What to do: Collect all lines below with the string "about".

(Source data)
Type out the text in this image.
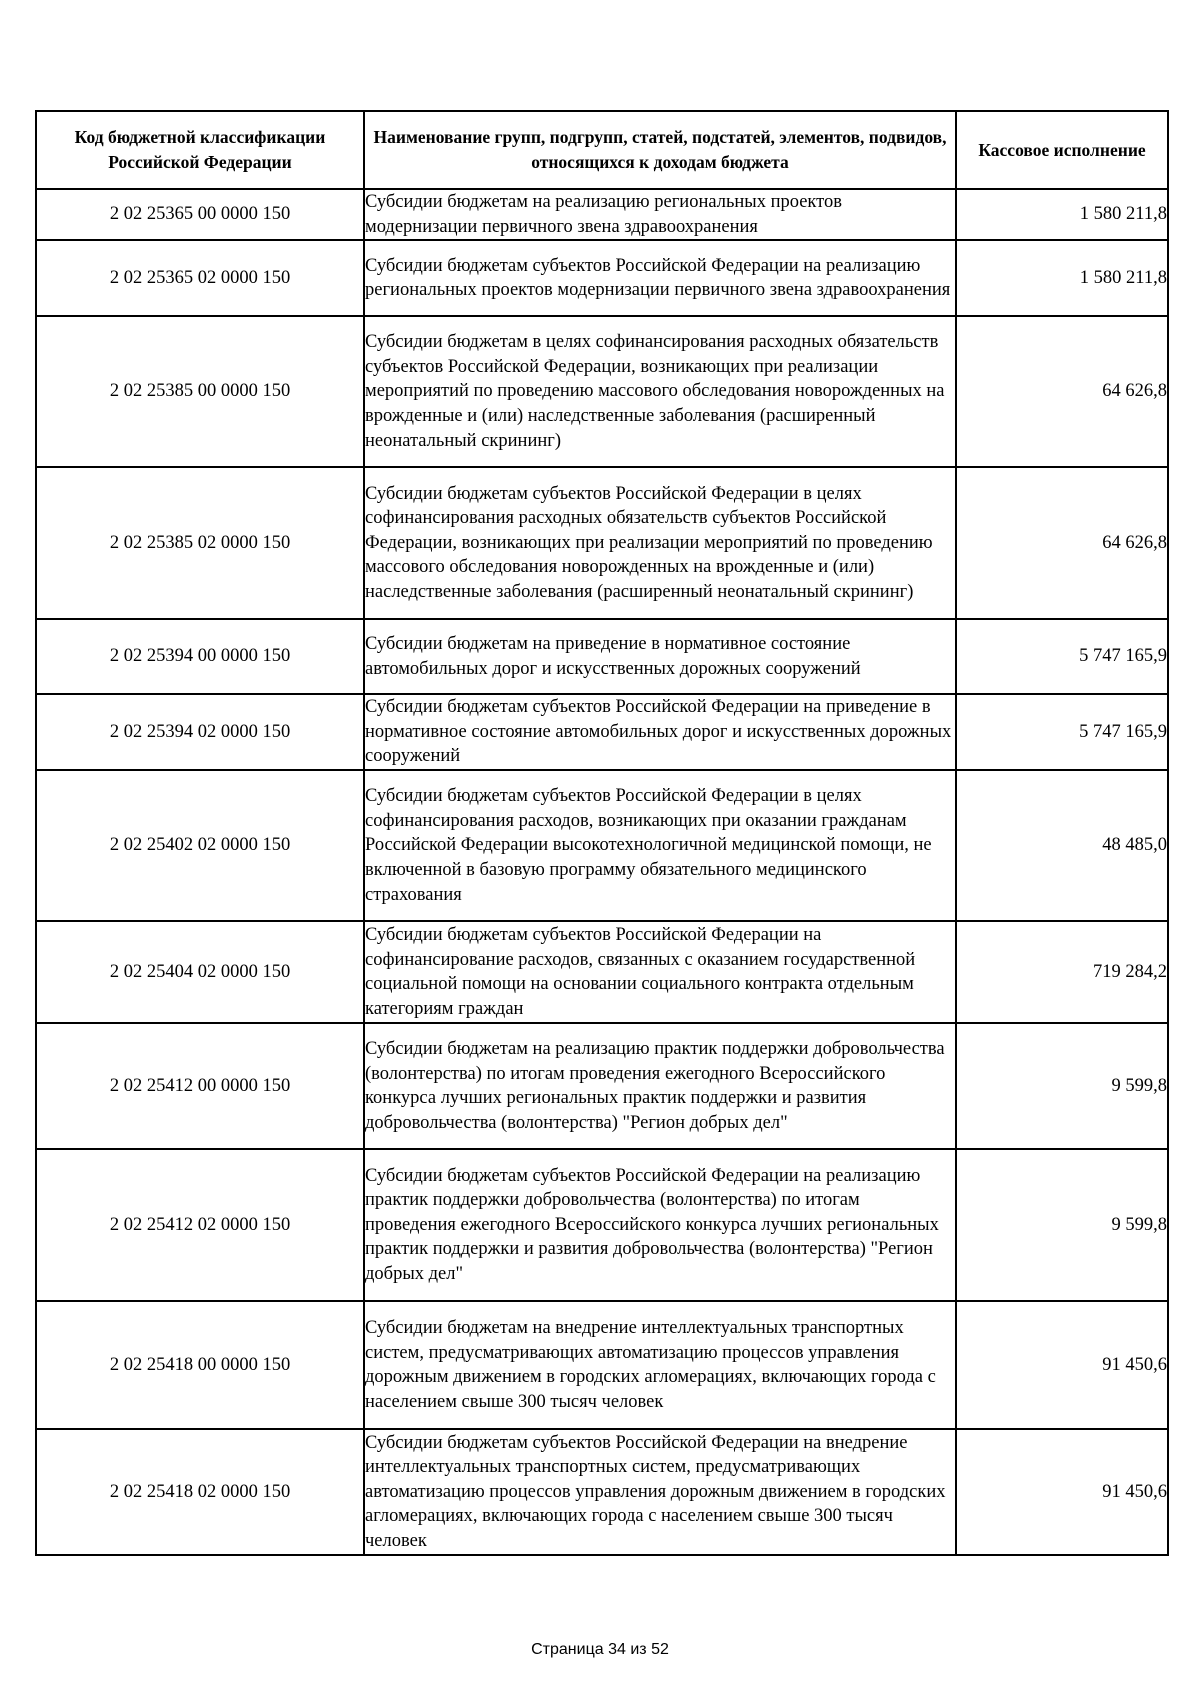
Код бюджетной классификации Российской Федерации	Наименование групп, подгрупп, статей, подстатей, элементов, подвидов, относящихся к доходам бюджета	Кассовое исполнение
2 02 25365 00 0000 150	Субсидии бюджетам на реализацию региональных проектов модернизации первичного звена здравоохранения	1 580 211,8
2 02 25365 02 0000 150	Субсидии бюджетам субъектов Российской Федерации на реализацию региональных проектов модернизации первичного звена здравоохранения	1 580 211,8
2 02 25385 00 0000 150	Субсидии бюджетам в целях софинансирования расходных обязательств субъектов Российской Федерации, возникающих при реализации мероприятий по проведению массового обследования новорожденных на врожденные и (или) наследственные заболевания (расширенный неонатальный скрининг)	64 626,8
2 02 25385 02 0000 150	Субсидии бюджетам субъектов Российской Федерации в целях софинансирования расходных обязательств субъектов Российской Федерации, возникающих при реализации мероприятий по проведению массового обследования новорожденных на врожденные и (или) наследственные заболевания (расширенный неонатальный скрининг)	64 626,8
2 02 25394 00 0000 150	Субсидии бюджетам на приведение в нормативное состояние автомобильных дорог и искусственных дорожных сооружений	5 747 165,9
2 02 25394 02 0000 150	Субсидии бюджетам субъектов Российской Федерации на приведение в нормативное состояние автомобильных дорог и искусственных дорожных сооружений	5 747 165,9
2 02 25402 02 0000 150	Субсидии бюджетам субъектов Российской Федерации в целях софинансирования расходов, возникающих при оказании гражданам Российской Федерации высокотехнологичной медицинской помощи, не включенной в базовую программу обязательного медицинского страхования	48 485,0
2 02 25404 02 0000 150	Субсидии бюджетам субъектов Российской Федерации на софинансирование расходов, связанных с оказанием государственной социальной помощи на основании социального контракта отдельным категориям граждан	719 284,2
2 02 25412 00 0000 150	Субсидии бюджетам на реализацию практик поддержки добровольчества (волонтерства) по итогам проведения ежегодного Всероссийского конкурса лучших региональных практик поддержки и развития добровольчества (волонтерства) "Регион добрых дел"	9 599,8
2 02 25412 02 0000 150	Субсидии бюджетам субъектов Российской Федерации на реализацию практик поддержки добровольчества (волонтерства) по итогам проведения ежегодного Всероссийского конкурса лучших региональных практик поддержки и развития добровольчества (волонтерства) "Регион добрых дел"	9 599,8
2 02 25418 00 0000 150	Субсидии бюджетам на внедрение интеллектуальных транспортных систем, предусматривающих автоматизацию процессов управления дорожным движением в городских агломерациях, включающих города с населением свыше 300 тысяч человек	91 450,6
2 02 25418 02 0000 150	Субсидии бюджетам субъектов Российской Федерации на внедрение интеллектуальных транспортных систем, предусматривающих автоматизацию процессов управления дорожным движением в городских агломерациях, включающих города с населением свыше 300 тысяч человек	91 450,6
Страница 34 из 52
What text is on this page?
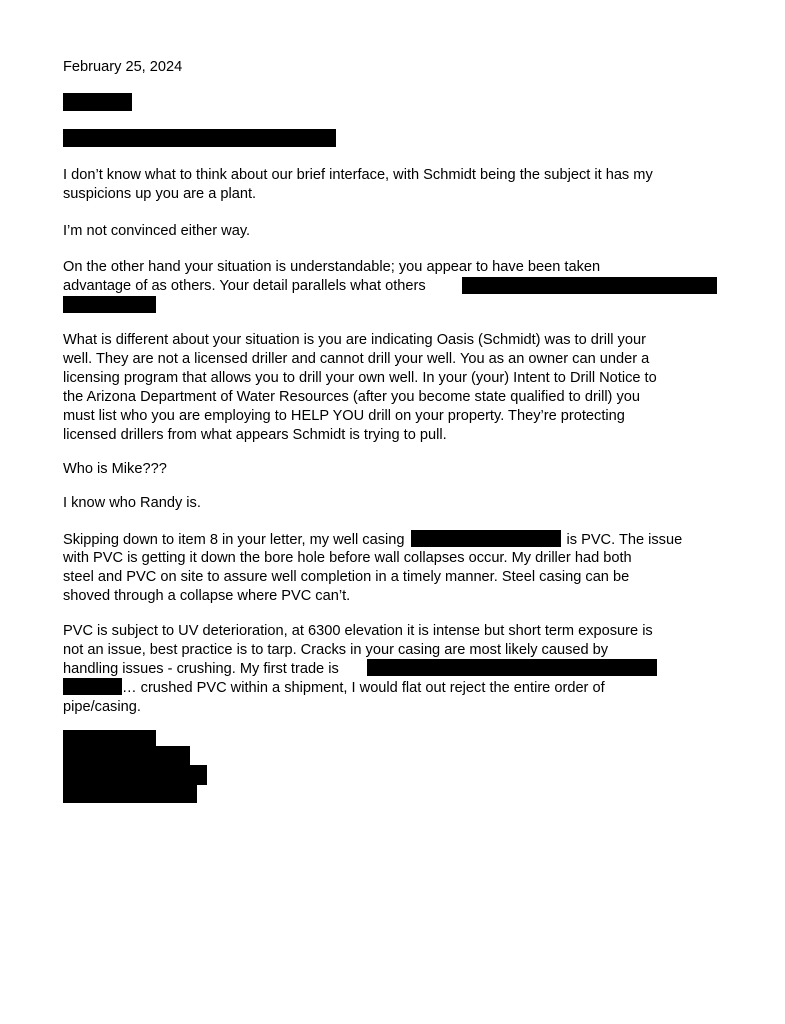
February 25, 2024
I don’t know what to think about our brief interface, with Schmidt being the subject it has my
suspicions up you are a plant.
I’m not convinced either way.
On the other hand your situation is understandable; you appear to have been taken
advantage of as others. Your detail parallels what others
What is different about your situation is you are indicating Oasis (Schmidt) was to drill your
well. They are not a licensed driller and cannot drill your well. You as an owner can under a
licensing program that allows you to drill your own well. In your (your) Intent to Drill Notice to
the Arizona Department of Water Resources (after you become state qualified to drill) you
must list who you are employing to HELP YOU drill on your property. They’re protecting
licensed drillers from what appears Schmidt is trying to pull.
Who is Mike???
I know who Randy is.
Skipping down to item 8 in your letter, my well casing	is PVC. The issue
with PVC is getting it down the bore hole before wall collapses occur. My driller had both
steel and PVC on site to assure well completion in a timely manner. Steel casing can be
shoved through a collapse where PVC can’t.
PVC is subject to UV deterioration, at 6300 elevation it is intense but short term exposure is
not an issue, best practice is to tarp. Cracks in your casing are most likely caused by
handling issues - crushing. My first trade is
… crushed PVC within a shipment, I would flat out reject the entire order of
pipe/casing.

Response for this exercise:
I don’t know what to think about our brief interface, with Schmidt being the subject it has my
What is different about your situation is you are indicating Oasis (Schmidt) was to drill your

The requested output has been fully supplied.